George Tabori ist eine der wildesten Spielernaturen des internationalen
Theaters. Auch wenn es in letzter Zeit ruhiger um den gebürtigen Ungarn
geworden ist und er mit der Eröffnungsinszenierung von Claus Peymanns
Berliner Ensemble Negativschlagzeilen machte – der 86-Jährige hat etliche
Wunder auf die Bühne gebracht. Dabei springt er als Autor wie Regisseur
erbarmungslos noch mit den erbarmungswürdigsten Figuren um. Viele seiner
Witze müsste man antisemitisch finden, wäre ihr Urheber nicht selber Jude.
An einige davon erinnert Jan Strümpel in seinem Buch „Vorstellungen vom
Holocaust“. Die als Dissertation entstandene – und entsprechend etwas
überpenibel daherkommende – Veröffentlichung betont bereits im Titel die
Verwandtschaft der intellektuellen „Vorstellung“ mit der Theateraufführung.

Zu erledigende Aufgabe: Können Sie den Textauszug über George Tabori und Jan Strümpels Buch im Anschluss an seinen letzten Satz fortsetzen?

Vorliegende Zeilen:
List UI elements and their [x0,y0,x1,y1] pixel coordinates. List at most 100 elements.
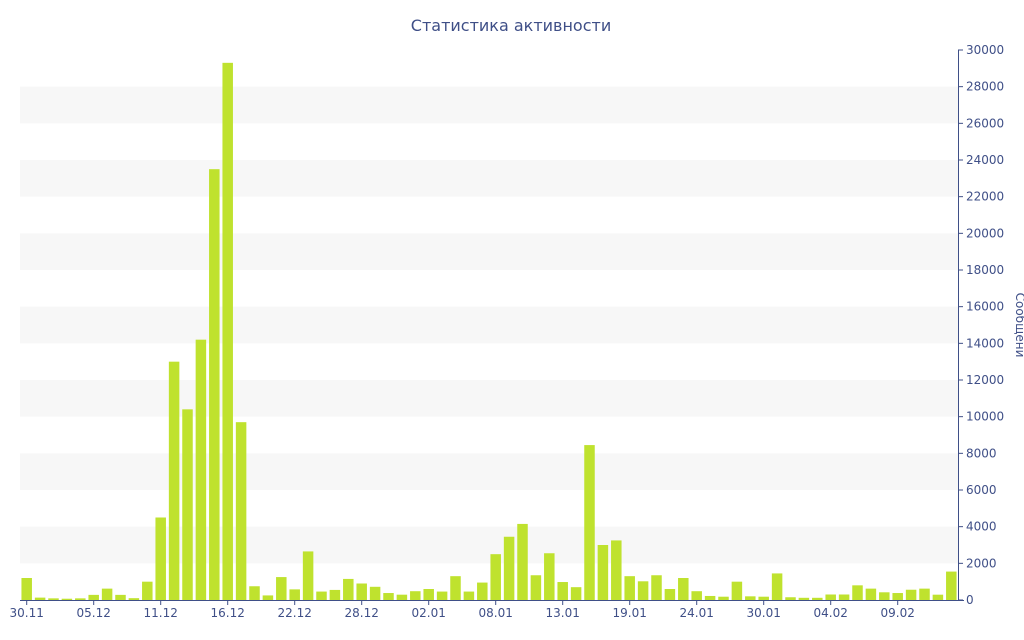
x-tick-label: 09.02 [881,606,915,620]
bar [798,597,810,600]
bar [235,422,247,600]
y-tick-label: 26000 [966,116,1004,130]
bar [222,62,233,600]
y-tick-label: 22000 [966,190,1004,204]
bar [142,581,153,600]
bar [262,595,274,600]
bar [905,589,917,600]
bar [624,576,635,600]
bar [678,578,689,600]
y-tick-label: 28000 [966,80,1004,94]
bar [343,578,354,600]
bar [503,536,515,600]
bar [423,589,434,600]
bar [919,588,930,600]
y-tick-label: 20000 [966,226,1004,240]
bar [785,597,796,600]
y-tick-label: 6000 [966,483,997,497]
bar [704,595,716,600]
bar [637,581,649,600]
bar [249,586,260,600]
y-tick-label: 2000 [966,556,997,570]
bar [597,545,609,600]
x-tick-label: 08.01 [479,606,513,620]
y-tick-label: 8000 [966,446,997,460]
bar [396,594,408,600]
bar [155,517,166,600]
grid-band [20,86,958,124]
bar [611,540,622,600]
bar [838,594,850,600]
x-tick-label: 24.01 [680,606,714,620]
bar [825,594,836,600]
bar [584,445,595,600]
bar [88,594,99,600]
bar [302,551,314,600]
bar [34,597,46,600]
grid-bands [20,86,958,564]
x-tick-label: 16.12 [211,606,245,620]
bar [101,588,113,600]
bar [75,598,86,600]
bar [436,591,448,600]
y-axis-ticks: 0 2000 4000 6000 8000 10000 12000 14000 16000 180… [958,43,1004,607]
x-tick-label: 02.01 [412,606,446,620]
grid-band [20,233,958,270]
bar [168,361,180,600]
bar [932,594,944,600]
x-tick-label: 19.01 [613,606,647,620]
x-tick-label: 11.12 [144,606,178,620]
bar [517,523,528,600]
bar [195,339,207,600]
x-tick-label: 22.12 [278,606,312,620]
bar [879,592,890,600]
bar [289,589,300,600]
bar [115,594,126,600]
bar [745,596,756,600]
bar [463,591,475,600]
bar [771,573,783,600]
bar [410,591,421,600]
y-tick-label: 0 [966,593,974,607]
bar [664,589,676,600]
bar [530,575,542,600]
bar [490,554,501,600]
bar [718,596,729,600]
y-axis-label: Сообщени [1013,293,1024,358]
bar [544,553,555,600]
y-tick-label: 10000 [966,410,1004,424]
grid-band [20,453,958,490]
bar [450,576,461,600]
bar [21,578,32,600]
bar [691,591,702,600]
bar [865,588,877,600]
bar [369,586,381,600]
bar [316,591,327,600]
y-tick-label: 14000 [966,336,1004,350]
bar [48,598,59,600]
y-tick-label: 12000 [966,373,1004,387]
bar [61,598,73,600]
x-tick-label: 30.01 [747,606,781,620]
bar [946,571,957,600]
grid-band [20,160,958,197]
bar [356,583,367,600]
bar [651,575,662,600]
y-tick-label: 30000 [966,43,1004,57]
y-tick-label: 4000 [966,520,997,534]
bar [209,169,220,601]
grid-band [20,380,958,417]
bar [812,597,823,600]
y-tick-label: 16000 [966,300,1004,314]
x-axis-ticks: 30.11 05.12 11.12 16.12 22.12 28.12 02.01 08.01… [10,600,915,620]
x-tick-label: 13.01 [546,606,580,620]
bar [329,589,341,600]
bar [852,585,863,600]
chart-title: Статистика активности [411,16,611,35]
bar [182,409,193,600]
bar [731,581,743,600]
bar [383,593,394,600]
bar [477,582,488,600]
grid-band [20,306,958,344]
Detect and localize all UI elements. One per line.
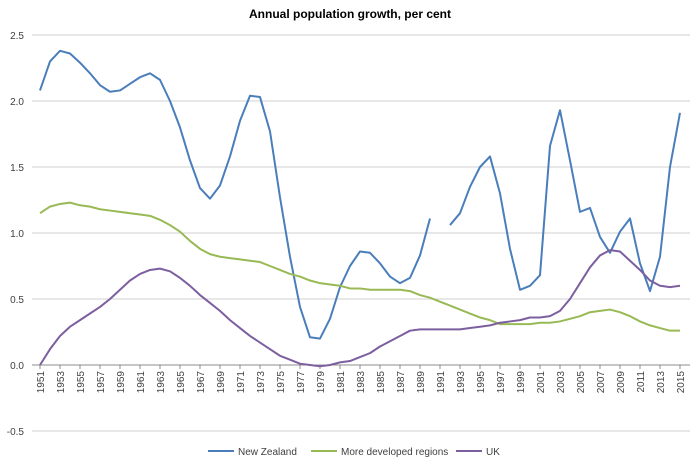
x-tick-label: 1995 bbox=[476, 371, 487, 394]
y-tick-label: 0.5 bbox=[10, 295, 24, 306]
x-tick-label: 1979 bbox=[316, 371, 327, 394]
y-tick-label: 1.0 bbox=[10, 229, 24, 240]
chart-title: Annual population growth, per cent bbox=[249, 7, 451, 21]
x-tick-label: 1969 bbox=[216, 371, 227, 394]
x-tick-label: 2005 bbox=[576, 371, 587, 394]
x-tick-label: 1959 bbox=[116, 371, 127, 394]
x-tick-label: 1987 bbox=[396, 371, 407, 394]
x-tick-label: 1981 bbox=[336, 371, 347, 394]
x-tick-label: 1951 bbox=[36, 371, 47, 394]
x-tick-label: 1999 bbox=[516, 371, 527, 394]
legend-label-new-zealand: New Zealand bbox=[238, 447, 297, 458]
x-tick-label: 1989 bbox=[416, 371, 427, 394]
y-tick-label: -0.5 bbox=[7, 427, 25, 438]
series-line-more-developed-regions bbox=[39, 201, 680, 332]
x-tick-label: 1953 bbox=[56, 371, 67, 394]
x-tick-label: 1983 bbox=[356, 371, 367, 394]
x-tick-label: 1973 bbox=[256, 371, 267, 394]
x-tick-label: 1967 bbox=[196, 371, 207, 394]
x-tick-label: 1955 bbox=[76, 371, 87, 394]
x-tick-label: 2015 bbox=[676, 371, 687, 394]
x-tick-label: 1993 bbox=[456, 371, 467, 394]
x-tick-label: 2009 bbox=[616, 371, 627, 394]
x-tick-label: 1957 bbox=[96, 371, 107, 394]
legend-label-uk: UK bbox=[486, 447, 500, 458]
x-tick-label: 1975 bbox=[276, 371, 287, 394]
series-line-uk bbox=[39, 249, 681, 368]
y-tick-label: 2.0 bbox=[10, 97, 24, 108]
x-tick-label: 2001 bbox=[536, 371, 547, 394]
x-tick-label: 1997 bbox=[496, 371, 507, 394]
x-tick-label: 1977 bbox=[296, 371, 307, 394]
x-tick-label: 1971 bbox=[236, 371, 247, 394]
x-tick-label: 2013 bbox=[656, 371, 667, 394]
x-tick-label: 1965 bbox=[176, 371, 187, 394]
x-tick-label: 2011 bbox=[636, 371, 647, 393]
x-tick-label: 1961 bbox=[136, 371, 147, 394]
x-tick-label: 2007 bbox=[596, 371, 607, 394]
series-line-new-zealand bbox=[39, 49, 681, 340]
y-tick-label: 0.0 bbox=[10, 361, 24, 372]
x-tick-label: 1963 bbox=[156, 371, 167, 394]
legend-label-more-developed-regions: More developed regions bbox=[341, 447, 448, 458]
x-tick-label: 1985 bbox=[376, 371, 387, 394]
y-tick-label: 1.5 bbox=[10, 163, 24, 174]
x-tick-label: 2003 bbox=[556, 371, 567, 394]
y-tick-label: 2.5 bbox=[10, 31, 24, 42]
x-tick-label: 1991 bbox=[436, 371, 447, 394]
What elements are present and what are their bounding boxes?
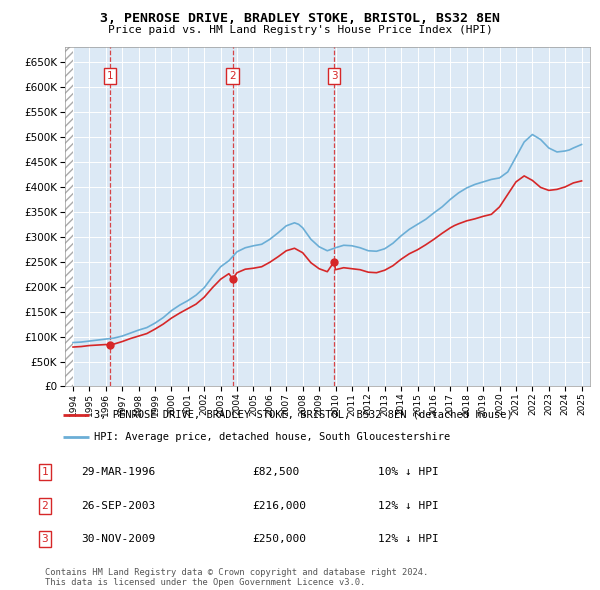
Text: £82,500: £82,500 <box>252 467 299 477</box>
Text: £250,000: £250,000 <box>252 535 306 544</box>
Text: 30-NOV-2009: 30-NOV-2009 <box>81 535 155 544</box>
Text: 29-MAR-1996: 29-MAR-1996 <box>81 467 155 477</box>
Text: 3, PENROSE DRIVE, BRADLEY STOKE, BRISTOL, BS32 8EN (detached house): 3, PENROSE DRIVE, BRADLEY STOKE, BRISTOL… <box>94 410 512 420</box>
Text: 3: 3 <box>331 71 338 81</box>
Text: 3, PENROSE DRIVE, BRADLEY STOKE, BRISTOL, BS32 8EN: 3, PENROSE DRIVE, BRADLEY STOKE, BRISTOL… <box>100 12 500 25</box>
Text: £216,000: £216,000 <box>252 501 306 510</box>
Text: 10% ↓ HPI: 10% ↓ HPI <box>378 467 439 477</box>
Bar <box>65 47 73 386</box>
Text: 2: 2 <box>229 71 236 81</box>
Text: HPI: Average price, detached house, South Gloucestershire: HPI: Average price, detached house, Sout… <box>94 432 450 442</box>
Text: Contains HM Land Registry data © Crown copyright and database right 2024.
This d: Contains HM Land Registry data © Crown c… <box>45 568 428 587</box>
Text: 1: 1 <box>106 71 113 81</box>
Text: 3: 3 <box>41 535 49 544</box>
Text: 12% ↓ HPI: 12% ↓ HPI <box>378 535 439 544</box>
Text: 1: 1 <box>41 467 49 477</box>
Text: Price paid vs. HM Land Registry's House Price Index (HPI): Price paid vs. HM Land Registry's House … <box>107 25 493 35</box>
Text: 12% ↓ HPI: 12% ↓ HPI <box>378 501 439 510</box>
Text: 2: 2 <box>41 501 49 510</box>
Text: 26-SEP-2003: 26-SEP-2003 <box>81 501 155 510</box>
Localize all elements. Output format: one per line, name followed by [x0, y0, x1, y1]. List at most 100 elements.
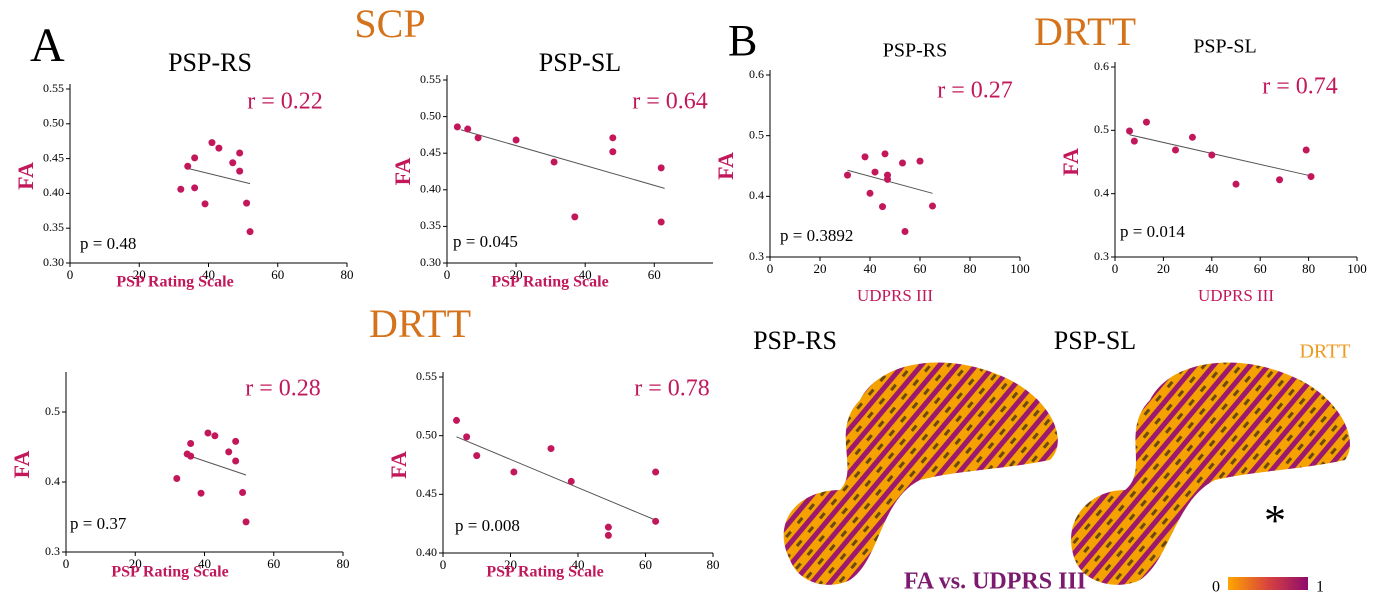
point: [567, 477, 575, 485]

Antwort zur Aufgabe:
Die untersuchten Stücke nennt er „Rollen-“, „Glücks-“, „Gedächtnis-“
„Verwirr-“ und „Identitätsspiele“, denen gemeinsam ist, dass sie das Grauen
des Holocaust selbst gar nicht fassen wollen, sondern im Davor, im Danach
und im Drumherum auf Entdeckungsreise gehen. Taboris „Kannibalen“ etwa sind
Lagerinsassen, die angesichts ihres lecker zubereiteten Kameraden eine
Entscheidung zu treffen haben. Im Stück spielen hier Söhne die Geschichte
ihrer Väter, der sie sich wie alle Nachgeborenen nur annähern können. Wobei
nicht etwa andächtige Stille herrscht, sondern die Experimentierfreude
derer, die sich für einen Maskenball rüsten: „Sagt mal, war sein Gesicht
rot oder blass?“
Mit Rollentausch oder Spiel im Spiel macht Tabori das Wie von Erinnerung
zum Thema. Konträr etwa zu Hochhuths dokumentarischem „Stellvertreter“
werden eventuelle Gewissheiten konsequent erschüttert. Ähnlich wie in der
Arbeit des israelischen Akko-Theaters gehört zur Erschütterungstaktik auch
die Aufdeckung des „Täterpotentials im Opfer“ wie das, was Tabori den
„Fluch, seinen Feind zu verstehen“, nennt. In der Farce „Mein Kampf“ wird
die Figur Hitler weder allzu ironisch noch mittels Dämonisierung auf
Distanz gehalten. Und in „Mutters Courage“ kommentiert der „Sohn“ die
Rettung von Taboris Mutter durch einen deutschen Offizier. „Korrigier mich,
wenn ich was Falsches sage“, ermuntert er die Mutter. Sie antwortet mit
einer rhetorischen Frage: „Wie können zwei Geschichten gleich sein?“ – und
verweist damit jedes Gedenken ins Reich des Individuellen und der
Phantasie.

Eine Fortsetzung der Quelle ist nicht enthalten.